Input data ->
BEGIN

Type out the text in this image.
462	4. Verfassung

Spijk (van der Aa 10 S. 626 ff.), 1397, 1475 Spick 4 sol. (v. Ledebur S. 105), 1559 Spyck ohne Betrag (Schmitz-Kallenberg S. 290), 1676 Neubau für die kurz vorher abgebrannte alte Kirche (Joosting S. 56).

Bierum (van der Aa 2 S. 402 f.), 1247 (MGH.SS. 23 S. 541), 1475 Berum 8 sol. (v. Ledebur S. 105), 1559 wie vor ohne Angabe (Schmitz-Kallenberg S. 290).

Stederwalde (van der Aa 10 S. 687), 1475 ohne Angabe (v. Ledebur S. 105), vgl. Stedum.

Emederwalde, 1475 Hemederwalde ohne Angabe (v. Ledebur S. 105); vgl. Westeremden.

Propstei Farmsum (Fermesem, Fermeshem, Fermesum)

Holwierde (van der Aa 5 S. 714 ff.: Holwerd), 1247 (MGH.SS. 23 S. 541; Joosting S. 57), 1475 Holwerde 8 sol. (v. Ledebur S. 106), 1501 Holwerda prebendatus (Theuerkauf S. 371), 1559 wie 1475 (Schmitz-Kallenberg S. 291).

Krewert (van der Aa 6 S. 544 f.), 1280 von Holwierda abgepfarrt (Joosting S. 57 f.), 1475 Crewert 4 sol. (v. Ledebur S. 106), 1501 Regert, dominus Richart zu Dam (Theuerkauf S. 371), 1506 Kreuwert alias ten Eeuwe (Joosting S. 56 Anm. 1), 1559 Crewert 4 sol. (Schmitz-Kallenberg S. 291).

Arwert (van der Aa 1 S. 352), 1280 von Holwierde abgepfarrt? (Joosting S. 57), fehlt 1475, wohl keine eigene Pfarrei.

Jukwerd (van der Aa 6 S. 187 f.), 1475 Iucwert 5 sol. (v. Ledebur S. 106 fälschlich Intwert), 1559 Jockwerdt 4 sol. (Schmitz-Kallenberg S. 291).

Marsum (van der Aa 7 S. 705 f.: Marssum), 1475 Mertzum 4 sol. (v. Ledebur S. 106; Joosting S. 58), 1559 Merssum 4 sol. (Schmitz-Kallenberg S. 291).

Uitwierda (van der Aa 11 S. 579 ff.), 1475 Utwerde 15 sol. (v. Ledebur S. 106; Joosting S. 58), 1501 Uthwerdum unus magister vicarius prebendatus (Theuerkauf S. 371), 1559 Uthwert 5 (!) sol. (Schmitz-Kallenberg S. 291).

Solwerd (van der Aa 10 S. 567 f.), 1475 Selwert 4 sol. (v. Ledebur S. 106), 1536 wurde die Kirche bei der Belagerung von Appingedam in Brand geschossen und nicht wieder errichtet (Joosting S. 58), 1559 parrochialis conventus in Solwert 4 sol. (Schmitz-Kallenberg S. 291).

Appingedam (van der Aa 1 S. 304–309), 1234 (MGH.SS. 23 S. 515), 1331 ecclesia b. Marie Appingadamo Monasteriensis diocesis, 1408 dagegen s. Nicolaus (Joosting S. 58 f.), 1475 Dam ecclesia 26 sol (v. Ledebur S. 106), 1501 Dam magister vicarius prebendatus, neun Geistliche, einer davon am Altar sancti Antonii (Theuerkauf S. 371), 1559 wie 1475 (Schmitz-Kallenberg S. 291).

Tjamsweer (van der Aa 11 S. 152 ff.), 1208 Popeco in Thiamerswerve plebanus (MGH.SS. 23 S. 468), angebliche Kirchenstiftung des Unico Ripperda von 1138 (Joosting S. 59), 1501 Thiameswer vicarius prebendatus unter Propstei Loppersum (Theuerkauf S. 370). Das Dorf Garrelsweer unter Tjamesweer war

END

Search the entries for the string "magister" and collect each line that has it.

Uitwierda (van der Aa 11 S. 579 ff.), 1475 Utwerde 15 sol. (v. Ledebur S. 106; Joosting S. 58), 1501 Uthwerdum unus magister vicarius prebendatus (Theuerkauf S. 371), 1559 Uthwert 5 (!) sol. (Schmitz-Kallenberg S. 291).
Appingedam (van der Aa 1 S. 304–309), 1234 (MGH.SS. 23 S. 515), 1331 ecclesia b. Marie Appingadamo Monasteriensis diocesis, 1408 dagegen s. Nicolaus (Joosting S. 58 f.), 1475 Dam ecclesia 26 sol (v. Ledebur S. 106), 1501 Dam magister vicarius prebendatus, neun Geistliche, einer davon am Altar sancti Antonii (Theuerkauf S. 371), 1559 wie 1475 (Schmitz-Kallenberg S. 291).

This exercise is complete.